### [GIVEN DATA]
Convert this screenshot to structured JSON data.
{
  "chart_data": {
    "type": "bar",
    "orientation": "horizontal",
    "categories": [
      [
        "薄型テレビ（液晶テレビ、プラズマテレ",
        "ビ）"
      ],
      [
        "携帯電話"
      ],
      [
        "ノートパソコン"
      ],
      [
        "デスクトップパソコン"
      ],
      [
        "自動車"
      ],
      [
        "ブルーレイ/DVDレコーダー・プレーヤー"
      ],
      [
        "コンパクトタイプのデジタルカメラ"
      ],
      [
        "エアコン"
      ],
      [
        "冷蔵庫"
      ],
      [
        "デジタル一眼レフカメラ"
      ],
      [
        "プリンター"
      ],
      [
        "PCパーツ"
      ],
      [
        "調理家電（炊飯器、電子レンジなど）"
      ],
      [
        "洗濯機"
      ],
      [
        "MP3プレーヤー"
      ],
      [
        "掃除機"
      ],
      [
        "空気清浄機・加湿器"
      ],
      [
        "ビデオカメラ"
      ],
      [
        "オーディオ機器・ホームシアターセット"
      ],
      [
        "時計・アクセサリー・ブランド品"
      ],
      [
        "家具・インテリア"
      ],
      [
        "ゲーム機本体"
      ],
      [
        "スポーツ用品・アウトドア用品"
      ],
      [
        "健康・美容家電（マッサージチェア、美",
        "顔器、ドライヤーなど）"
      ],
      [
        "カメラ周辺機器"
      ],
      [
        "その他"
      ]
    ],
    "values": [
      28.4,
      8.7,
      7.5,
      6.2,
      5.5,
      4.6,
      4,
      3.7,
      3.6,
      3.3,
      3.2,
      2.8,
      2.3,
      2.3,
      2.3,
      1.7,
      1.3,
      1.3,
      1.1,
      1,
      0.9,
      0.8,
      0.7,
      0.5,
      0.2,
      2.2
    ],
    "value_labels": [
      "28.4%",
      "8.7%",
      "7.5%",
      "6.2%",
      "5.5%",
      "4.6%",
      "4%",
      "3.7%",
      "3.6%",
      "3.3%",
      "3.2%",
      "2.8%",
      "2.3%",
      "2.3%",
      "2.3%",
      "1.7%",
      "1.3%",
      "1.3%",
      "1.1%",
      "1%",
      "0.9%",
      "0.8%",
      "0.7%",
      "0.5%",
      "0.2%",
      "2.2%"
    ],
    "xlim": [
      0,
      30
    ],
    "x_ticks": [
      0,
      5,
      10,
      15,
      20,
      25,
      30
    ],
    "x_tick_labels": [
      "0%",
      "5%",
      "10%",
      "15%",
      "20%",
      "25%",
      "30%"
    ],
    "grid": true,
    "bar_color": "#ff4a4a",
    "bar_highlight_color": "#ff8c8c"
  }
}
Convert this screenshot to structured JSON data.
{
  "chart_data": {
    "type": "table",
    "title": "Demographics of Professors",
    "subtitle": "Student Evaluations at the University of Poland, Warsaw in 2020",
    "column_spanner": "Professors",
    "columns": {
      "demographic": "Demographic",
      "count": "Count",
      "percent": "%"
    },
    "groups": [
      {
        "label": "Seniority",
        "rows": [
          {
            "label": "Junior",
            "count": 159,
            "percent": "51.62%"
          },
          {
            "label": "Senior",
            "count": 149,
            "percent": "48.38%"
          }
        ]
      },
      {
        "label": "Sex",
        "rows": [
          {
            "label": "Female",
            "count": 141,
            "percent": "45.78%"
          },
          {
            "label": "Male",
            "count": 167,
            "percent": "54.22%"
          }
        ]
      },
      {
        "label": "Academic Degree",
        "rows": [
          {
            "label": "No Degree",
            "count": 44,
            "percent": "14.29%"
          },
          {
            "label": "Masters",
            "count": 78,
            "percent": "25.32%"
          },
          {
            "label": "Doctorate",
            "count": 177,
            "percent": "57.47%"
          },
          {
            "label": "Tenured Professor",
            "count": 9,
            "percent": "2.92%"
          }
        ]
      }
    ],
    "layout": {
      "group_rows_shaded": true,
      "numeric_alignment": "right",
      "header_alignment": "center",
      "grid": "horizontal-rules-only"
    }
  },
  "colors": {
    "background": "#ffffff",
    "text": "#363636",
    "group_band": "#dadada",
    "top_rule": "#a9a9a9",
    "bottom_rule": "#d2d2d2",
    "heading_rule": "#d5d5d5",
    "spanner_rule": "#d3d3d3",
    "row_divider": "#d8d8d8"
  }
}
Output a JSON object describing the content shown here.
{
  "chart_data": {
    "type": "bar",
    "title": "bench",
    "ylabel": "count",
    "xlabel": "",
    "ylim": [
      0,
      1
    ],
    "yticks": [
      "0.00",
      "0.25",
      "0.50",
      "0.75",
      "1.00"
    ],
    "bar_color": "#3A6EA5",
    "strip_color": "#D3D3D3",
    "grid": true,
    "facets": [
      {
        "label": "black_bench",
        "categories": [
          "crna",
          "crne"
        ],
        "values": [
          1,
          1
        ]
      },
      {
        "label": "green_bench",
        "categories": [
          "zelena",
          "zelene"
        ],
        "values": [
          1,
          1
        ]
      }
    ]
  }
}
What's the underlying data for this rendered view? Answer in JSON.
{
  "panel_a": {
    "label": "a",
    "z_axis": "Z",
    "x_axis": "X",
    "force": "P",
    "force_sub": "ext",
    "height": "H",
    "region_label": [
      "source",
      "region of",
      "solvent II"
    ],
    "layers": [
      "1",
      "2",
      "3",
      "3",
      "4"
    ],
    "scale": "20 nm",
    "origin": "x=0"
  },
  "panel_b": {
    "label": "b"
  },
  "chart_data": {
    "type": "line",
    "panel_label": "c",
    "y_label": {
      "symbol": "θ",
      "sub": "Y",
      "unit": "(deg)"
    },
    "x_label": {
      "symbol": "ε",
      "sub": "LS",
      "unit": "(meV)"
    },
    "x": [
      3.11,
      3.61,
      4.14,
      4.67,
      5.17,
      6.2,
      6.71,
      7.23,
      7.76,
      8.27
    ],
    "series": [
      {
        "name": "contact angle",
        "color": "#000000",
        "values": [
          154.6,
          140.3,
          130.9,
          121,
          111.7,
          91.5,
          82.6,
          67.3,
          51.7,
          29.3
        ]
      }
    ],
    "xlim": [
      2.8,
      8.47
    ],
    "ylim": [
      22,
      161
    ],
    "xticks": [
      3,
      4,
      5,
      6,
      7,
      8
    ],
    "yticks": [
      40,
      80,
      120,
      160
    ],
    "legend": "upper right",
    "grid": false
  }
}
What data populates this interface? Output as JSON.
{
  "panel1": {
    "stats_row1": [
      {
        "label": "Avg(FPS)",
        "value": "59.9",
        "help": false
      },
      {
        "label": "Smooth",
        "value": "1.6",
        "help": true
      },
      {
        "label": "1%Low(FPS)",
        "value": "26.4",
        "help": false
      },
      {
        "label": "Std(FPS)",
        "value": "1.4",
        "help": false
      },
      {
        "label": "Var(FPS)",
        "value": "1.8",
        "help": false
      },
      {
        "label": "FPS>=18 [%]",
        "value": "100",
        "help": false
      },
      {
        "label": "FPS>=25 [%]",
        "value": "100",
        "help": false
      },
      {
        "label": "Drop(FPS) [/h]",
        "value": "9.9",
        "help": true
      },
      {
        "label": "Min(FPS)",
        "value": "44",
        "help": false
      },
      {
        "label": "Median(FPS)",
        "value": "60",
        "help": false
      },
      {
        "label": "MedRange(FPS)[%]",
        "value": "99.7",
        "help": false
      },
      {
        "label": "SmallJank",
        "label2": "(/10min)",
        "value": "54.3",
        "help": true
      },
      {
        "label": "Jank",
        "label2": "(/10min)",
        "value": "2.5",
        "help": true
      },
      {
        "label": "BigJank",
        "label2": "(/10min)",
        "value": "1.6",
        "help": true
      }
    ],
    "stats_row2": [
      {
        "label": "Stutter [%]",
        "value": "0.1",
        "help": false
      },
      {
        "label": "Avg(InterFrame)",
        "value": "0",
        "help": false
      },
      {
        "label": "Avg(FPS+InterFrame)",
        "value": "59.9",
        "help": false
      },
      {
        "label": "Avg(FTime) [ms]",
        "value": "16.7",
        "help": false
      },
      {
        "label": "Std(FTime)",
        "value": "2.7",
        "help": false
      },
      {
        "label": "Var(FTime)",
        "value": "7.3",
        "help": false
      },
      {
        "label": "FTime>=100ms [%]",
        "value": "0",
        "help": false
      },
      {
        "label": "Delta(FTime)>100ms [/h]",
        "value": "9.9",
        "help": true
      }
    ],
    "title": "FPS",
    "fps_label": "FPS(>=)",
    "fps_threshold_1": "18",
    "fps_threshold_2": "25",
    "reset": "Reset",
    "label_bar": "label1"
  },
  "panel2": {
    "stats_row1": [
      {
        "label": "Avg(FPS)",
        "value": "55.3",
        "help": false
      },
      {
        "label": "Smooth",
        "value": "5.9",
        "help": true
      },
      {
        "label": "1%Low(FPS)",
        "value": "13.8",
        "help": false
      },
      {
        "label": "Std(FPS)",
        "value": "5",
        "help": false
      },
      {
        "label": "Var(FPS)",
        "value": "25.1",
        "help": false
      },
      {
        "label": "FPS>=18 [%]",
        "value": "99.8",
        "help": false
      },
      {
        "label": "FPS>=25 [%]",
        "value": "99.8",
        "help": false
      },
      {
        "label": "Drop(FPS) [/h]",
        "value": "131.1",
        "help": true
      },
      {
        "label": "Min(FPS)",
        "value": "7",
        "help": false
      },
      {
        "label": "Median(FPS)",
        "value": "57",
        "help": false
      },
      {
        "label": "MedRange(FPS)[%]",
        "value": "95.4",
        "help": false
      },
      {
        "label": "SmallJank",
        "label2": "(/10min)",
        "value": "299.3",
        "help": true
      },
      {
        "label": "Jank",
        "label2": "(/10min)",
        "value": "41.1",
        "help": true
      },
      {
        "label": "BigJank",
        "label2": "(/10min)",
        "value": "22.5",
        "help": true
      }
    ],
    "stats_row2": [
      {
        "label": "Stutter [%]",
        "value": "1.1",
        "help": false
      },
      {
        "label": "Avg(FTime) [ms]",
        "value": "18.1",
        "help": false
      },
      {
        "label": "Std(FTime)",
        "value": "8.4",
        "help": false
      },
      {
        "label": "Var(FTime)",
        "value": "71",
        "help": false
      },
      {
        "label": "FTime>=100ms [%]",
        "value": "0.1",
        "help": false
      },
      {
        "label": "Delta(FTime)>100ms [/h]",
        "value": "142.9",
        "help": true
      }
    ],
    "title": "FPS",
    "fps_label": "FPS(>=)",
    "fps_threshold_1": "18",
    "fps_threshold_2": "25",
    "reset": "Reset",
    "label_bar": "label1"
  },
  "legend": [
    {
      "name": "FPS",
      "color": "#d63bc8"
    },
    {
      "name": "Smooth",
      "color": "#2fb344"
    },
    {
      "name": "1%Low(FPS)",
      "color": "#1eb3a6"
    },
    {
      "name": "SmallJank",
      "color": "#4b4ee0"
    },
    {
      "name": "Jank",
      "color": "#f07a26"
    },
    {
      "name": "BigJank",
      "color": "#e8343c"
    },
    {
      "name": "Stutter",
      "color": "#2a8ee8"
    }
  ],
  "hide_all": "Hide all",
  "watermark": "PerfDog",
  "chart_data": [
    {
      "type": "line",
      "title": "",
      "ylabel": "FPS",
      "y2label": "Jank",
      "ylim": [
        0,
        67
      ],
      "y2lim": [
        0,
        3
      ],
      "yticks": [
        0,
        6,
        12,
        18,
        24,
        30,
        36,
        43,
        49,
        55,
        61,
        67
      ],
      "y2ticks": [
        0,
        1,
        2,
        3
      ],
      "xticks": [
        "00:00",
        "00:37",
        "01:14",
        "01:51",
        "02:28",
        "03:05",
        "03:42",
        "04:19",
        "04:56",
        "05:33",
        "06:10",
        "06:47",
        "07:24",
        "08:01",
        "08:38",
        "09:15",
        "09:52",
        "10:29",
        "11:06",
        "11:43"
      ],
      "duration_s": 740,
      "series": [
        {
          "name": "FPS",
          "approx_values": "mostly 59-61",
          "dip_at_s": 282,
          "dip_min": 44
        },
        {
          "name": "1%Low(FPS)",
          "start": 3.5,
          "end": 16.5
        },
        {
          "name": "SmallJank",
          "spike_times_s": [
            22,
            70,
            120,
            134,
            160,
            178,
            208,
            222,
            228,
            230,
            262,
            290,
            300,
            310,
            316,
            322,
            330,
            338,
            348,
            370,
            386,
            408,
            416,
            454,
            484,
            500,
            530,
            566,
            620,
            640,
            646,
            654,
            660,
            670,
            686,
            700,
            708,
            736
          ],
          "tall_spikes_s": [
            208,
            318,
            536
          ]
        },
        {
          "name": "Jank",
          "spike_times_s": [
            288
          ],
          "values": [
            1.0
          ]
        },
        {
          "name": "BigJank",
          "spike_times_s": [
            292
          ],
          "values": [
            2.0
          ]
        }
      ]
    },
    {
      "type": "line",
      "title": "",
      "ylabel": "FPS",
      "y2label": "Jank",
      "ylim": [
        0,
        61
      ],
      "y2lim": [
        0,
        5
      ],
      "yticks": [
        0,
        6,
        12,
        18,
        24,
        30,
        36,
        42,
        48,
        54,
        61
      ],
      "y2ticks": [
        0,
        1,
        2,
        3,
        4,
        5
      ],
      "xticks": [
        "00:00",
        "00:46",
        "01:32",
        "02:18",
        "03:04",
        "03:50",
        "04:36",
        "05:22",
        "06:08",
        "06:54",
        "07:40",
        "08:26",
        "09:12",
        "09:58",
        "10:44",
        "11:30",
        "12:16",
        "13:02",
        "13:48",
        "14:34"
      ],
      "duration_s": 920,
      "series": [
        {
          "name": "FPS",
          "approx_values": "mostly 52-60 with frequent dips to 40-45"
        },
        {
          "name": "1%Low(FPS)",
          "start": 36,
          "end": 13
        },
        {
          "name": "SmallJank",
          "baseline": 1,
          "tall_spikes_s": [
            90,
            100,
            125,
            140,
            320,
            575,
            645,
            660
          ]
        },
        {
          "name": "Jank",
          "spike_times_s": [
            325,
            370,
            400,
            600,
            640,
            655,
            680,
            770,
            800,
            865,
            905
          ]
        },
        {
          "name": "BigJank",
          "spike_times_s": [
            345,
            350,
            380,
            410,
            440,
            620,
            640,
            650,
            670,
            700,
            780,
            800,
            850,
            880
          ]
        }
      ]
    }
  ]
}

### [EXERCISE REQUIREMENTS]
Pick out all lines containing the string "percent".

### [EXERCISE SOLUTION]
      "percent": "%"
            "percent": "51.62%"
            "percent": "48.38%"
            "percent": "45.78%"
            "percent": "54.22%"
            "percent": "14.29%"
            "percent": "25.32%"
            "percent": "57.47%"
            "percent": "2.92%"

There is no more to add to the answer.